#### [Given instruction]
Of all the lines in the material below, how many include the string "Willen"? Give the number only.

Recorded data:
+++
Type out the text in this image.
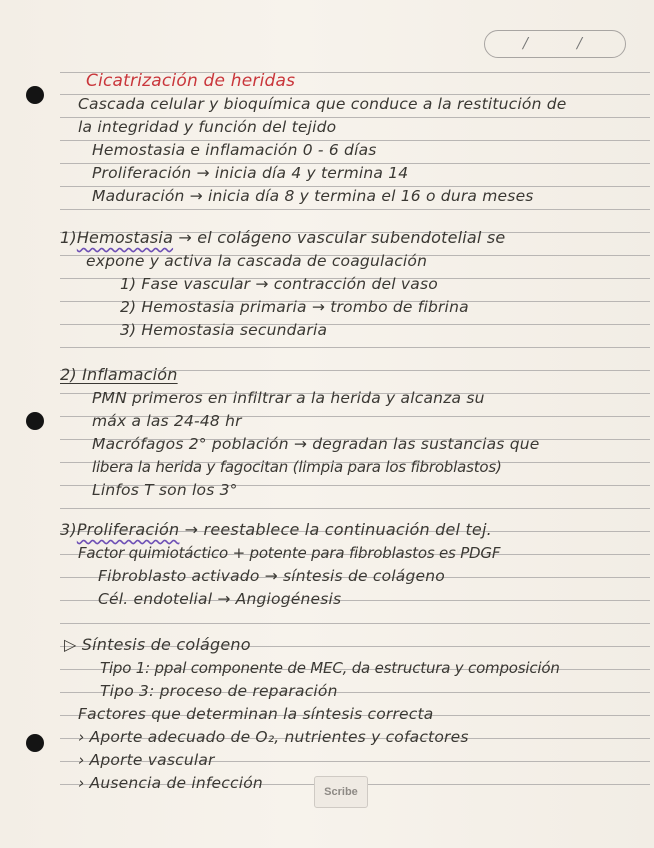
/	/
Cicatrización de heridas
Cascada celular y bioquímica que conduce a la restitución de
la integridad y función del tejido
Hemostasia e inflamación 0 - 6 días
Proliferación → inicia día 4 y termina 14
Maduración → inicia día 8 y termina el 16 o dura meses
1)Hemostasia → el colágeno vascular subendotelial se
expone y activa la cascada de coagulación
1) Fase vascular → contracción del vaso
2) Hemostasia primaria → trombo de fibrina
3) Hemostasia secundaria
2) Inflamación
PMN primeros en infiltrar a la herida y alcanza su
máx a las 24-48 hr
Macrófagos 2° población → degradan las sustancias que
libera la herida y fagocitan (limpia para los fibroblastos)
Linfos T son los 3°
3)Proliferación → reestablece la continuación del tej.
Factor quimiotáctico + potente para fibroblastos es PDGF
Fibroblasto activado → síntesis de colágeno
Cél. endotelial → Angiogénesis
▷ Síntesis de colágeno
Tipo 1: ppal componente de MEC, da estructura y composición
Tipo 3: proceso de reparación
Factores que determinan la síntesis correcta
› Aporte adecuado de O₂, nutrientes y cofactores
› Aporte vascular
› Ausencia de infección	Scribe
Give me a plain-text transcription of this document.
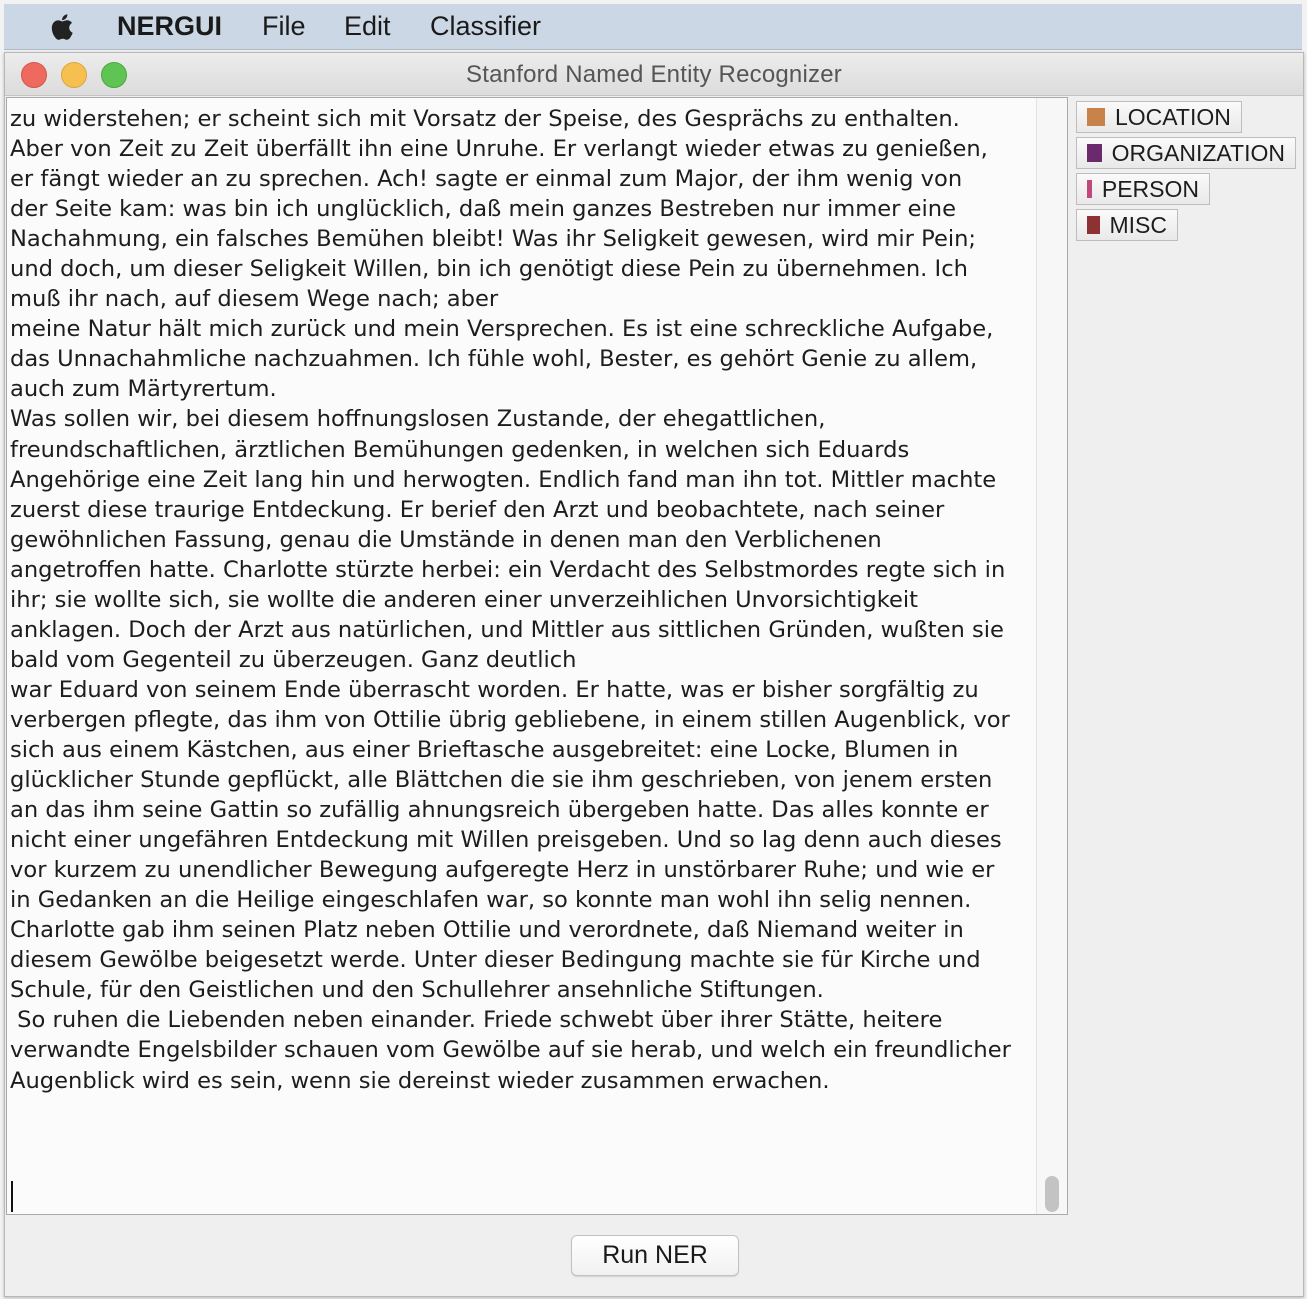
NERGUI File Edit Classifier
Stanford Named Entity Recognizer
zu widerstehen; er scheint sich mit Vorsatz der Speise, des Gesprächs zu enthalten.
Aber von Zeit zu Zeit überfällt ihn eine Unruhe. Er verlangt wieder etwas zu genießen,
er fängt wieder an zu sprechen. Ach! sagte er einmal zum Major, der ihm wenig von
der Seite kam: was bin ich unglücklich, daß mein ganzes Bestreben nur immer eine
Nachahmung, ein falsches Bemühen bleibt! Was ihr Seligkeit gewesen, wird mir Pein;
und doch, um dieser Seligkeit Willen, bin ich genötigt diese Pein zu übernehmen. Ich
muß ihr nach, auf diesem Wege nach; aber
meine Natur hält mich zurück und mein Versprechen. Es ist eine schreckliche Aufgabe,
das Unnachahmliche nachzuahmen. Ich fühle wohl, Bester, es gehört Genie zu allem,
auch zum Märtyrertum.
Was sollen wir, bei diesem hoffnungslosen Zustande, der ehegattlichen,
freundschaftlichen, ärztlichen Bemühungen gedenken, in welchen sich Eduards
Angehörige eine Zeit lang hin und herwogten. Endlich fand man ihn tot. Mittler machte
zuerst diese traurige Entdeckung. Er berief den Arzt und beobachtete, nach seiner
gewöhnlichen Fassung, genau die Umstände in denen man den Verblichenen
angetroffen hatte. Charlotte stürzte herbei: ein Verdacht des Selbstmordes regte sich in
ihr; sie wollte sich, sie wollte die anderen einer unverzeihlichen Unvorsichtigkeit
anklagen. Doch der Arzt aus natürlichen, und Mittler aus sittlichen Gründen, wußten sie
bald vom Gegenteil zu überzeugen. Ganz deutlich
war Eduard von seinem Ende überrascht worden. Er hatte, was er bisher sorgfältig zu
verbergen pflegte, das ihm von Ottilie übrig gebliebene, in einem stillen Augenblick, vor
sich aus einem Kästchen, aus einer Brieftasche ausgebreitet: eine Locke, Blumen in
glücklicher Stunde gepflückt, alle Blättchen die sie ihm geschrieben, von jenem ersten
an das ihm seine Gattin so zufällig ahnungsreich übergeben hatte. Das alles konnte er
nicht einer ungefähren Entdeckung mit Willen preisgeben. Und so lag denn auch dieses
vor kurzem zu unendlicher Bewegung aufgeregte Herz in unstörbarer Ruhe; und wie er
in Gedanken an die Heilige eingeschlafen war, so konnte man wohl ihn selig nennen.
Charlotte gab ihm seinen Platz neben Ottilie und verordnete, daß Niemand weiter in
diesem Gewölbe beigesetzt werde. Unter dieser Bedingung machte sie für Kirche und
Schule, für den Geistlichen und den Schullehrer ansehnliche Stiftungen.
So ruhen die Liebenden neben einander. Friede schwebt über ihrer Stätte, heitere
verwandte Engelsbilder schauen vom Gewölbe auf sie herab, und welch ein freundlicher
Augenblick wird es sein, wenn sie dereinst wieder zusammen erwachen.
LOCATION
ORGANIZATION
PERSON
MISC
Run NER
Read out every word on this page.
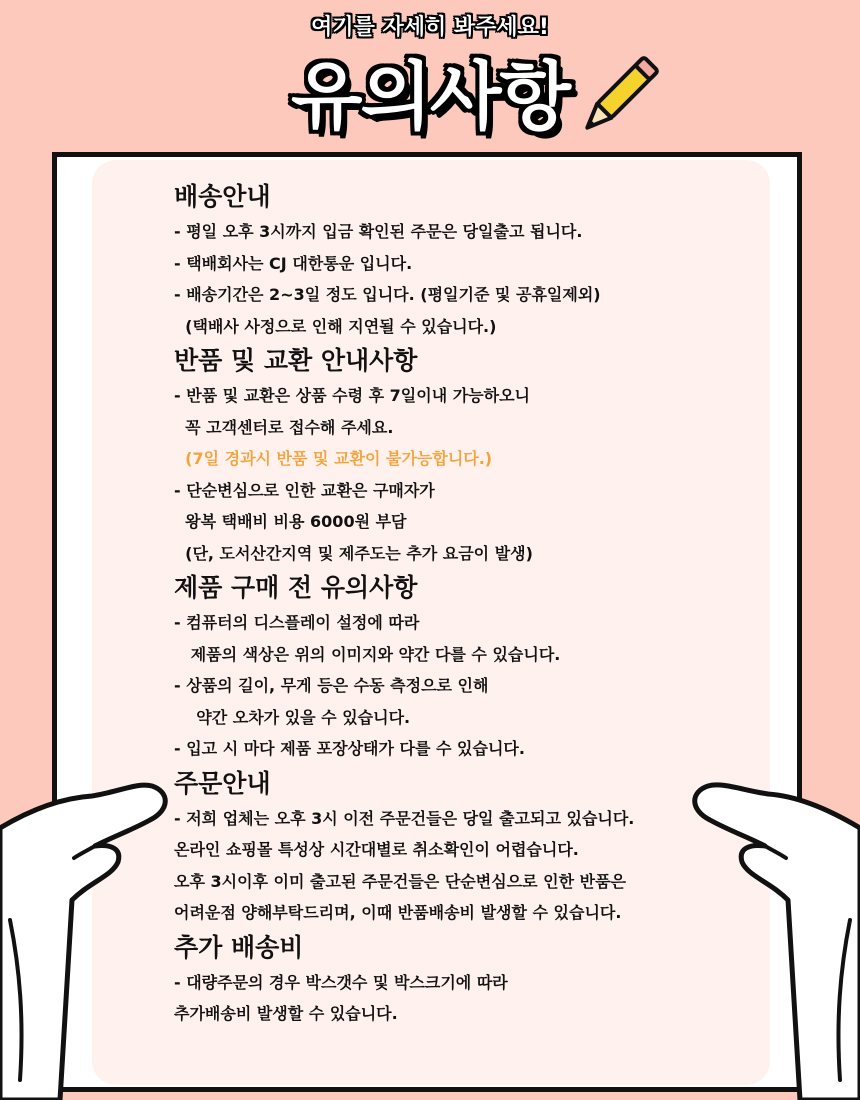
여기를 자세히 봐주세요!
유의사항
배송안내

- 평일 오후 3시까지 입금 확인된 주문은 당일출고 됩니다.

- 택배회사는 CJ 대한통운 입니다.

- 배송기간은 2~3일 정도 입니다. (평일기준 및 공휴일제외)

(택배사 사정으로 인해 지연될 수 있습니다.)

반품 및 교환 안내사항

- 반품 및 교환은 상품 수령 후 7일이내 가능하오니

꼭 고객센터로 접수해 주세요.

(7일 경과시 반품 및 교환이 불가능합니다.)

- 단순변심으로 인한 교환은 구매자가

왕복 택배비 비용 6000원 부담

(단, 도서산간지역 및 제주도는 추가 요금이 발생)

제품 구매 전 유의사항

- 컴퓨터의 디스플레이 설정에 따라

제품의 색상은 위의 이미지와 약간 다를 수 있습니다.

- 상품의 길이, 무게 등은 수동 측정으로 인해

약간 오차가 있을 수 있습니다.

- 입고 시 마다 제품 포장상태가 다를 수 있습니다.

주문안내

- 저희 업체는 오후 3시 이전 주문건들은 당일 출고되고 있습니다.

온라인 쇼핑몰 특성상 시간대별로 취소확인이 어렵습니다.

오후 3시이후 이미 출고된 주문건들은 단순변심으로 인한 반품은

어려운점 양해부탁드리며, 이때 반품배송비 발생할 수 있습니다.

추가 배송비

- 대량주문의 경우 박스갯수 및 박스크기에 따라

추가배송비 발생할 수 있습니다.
+++
#### [Task answer]
2